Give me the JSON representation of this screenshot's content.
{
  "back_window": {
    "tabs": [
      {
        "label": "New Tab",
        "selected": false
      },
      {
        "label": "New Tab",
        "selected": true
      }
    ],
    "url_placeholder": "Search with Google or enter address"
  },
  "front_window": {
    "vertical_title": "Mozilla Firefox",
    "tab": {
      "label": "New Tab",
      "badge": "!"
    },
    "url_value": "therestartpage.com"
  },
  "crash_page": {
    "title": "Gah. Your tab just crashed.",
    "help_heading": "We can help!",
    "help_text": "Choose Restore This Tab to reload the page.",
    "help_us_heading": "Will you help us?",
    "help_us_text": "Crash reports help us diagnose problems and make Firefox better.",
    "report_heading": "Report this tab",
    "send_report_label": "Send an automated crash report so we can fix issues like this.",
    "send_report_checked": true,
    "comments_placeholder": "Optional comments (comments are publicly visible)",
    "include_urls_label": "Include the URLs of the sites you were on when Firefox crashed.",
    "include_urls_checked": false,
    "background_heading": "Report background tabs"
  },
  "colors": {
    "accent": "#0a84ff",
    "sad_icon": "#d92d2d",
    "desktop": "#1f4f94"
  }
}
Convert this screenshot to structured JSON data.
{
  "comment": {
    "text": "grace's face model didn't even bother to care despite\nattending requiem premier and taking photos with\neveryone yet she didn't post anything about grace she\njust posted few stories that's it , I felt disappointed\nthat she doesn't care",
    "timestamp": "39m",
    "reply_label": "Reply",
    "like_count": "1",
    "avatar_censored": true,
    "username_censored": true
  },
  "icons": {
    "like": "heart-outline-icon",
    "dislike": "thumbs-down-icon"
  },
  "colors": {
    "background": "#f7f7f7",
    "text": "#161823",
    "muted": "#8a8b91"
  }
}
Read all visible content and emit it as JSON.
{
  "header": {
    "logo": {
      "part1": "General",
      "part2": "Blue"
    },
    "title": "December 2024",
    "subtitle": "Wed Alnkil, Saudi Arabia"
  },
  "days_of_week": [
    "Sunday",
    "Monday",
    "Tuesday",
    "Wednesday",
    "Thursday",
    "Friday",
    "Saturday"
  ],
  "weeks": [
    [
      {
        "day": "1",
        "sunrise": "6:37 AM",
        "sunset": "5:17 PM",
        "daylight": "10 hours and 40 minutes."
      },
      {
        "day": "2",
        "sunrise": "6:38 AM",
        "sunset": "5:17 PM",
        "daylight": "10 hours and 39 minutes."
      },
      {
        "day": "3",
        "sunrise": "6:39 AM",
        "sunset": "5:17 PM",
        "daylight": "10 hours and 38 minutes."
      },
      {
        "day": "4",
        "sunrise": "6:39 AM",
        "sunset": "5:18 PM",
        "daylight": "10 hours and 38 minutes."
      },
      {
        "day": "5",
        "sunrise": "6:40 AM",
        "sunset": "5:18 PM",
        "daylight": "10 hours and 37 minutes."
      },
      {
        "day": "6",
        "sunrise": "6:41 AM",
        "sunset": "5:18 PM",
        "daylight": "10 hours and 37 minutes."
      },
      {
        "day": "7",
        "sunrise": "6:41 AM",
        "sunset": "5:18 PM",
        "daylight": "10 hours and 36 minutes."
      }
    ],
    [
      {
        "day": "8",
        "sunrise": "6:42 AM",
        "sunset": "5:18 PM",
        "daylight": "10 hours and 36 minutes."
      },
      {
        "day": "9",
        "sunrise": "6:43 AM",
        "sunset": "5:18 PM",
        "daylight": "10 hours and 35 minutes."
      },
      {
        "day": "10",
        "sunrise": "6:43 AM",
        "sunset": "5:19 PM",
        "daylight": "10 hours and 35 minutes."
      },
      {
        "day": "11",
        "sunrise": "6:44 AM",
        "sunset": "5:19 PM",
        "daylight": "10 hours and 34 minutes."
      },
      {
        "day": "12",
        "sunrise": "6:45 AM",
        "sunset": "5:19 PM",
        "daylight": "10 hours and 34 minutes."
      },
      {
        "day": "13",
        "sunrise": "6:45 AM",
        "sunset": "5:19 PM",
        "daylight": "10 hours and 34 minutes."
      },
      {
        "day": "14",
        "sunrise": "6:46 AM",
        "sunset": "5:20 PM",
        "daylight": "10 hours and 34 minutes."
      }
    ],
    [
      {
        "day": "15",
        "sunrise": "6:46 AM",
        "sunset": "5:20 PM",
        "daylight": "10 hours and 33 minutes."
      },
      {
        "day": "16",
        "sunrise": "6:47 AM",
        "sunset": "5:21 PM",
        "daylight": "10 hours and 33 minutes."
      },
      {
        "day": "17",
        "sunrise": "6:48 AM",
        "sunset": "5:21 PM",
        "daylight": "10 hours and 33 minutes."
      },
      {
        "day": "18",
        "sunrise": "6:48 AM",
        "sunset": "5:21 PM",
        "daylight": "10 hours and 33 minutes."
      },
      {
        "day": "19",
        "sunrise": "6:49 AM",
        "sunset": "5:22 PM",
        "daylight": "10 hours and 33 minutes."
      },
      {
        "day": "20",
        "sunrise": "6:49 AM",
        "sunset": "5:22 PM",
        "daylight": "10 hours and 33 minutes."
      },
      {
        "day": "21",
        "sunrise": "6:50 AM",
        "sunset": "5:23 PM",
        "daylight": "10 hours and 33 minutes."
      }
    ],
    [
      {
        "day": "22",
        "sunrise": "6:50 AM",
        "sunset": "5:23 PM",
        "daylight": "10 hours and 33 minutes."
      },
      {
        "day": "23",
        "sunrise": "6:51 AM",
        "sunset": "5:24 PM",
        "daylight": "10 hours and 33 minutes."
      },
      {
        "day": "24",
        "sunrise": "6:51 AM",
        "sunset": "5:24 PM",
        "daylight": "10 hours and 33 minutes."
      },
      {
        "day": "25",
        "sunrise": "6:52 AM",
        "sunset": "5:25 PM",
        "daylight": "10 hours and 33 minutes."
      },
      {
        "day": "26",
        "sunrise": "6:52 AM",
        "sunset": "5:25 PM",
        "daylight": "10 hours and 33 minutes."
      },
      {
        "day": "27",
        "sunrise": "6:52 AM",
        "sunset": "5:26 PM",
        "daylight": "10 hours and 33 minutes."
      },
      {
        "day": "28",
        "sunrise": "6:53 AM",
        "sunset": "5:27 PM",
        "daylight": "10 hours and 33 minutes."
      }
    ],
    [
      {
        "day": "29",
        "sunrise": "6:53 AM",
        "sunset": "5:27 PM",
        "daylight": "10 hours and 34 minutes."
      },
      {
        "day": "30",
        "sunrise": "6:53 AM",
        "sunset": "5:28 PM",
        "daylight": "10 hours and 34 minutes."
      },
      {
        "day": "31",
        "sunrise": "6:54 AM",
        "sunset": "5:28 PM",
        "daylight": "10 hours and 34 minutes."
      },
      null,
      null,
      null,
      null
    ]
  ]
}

★ ★ ★ ★ ★

• PROBLEM STATEMENT: Find all the lines containing "tabs" in the material, then copy them.

• FULL RESPONSE:
    "tabs": [
    "background_heading": "Report background tabs"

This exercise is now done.